#### Exercises to complete:
A: According to the text on longevity research, how many years can the Brandt’s bat live?
B: Reproduce the passage of the text on longevity research from "I think that" to "and happier lives.".

#### Excerpt provided:
•••

Congratulations to my colleague, Dr. Alexey Moskalev, who, with collaboration with Dr. Vadim Gladyshev, published this awesome paper on genetic basis of exceptional longevity of the Brandt’s bat. This is an amazing animal – it lives up to more than 40 years of age, but weighs only 4-8 grams. A tiny “centenarian” creature. It lives in caves, sleeps during the day, echolocates and hibernates during winter. Every trait has its genetic background. The authors tried to decipher the background of the bat’s longevity.
The most important thing that they found was that Brandt’s bat has altered growth hormone and insulin growth factor 1 signaling (GH/IGF1). This signaling is reduced, there is a kind of dysfunction, that contributes to the animal’s longevity along with the adaptations like hibernation and low reproduction rate. There are other interesting findings. For example, olfactory function is also reduced in these amazing animals. It’s interesting, because olfactory system plays a role in regulating longevity. For example, if you put drosophilas on a restricted diet, they start to live longer, but if you let them smell food, then life extension effect goes away.
I think that this work is crucial, because if we are able to identify the genes that are responsible to exceptional longevity in species like naked mole rats, whales and rougheye rockfish, we’d be able to find the way to alter the activity of those longevity genes in our bodies, for example, pharmacologically. Eventually this will lead to creating life extension therapies that would make us live longer, healthier and happier lives.
There’s this quite simple idea: to take two species similar in size and basic biology, but having a substantial difference in longevity, and figure out what’s the reason for this difference. What are the distinctions in the mechnisms of aging and stress resistance? It’s desirable to carry out this work in various species. However, not a lot of people are excited about this simple idea. Even the genome of the famous naked mole rat has not been sequenced yet, although many people believe it’s got “negligible” senescence.
For now all that we have is negligible funding of evolutionary-comparative biology of aging. Moreover, previously obtained results are put into cold storage.
In 1962 George Sacher began laboratory breeding of wild-caught house mice (Mus musculus) and white-footed mice (Peromyscus leucopus) trapped near the Argonne Laboratory site in northeast Illinois. The maximal lifespan of the white-footed mouse turned out to be more than 8 years, contrary to 3,5 years in either wild-caught or laboratory house mice. Sacher’s laboratory publiched about a dozen papers comparing house and white-footed mice, as did Ron Hart’s laboratory in the National Center for Toxicological Research.
There’s no need to say that George Sacher was given grants mostly for works in the area of radiological protection, and aging research was mostly funded by means of the lab’s own resources.
Since the beginning of the 1980s research was just middling, but still something was found out.
Below are some data from the works of Ungvary et al. and Labinskyy et al. Basicly this table shows the major known differences between the species. The autors claim that these data correspond with the oxidative stress theory of aging.
Still a lot of questions can be addressed to the white-footed mouse. For example, what is the destinction in the stress resistance mechanisms? What’s with its regeneration capacity? What if we compare it with the naked mole rat? And here comes the main question in Biogerontology. Why is the research into the fundamental mechanisms of aging so scarcely funded?

•••

#### Provided records:
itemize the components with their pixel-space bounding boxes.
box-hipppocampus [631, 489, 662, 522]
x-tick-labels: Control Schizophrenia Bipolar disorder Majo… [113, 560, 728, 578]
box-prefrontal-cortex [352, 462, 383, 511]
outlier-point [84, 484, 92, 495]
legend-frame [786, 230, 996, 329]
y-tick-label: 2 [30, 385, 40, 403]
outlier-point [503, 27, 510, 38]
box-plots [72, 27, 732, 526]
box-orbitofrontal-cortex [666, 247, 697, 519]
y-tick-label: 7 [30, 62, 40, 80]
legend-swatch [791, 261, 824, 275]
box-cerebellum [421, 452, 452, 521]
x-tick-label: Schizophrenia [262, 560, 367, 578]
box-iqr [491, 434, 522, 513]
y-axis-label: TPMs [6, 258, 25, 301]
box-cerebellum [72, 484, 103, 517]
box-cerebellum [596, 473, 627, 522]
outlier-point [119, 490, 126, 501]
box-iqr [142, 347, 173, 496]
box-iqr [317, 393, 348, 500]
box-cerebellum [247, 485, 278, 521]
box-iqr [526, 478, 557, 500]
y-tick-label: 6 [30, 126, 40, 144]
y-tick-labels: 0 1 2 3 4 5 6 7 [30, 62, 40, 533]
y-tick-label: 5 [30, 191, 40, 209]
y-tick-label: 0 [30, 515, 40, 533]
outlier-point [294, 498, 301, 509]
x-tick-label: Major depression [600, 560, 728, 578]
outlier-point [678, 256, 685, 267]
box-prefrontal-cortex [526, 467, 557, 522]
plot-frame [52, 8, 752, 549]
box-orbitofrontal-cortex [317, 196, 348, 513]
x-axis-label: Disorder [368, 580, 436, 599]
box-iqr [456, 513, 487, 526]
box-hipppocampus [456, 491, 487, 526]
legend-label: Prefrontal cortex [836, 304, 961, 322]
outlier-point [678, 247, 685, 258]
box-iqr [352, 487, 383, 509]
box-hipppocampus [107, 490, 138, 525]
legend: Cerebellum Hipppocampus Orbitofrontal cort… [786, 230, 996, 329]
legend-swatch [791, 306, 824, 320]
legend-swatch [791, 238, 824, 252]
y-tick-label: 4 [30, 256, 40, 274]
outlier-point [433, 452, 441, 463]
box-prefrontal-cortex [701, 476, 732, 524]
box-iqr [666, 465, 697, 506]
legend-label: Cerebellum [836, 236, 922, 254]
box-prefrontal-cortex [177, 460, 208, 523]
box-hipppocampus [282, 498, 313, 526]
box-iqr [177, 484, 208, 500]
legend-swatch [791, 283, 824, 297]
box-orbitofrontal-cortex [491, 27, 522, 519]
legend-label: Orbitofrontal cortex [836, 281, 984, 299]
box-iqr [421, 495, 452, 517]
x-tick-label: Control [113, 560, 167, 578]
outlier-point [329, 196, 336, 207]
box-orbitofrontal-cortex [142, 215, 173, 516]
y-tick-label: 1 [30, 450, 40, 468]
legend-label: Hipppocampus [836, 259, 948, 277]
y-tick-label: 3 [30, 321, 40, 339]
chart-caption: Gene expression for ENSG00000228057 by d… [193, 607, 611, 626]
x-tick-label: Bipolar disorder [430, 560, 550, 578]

•••

#### Set of answers:
A: More than 40 years.

B:
I think that this work is crucial, because if we are able to identify the genes that are responsible to exceptional longevity in species like naked mole rats, whales and rougheye rockfish, we’d be able to find the way to alter the activity of those longevity genes in our bodies, for example, pharmacologically. Eventually this will lead to creating life extension therapies that would make us live longer, healthier and happier lives.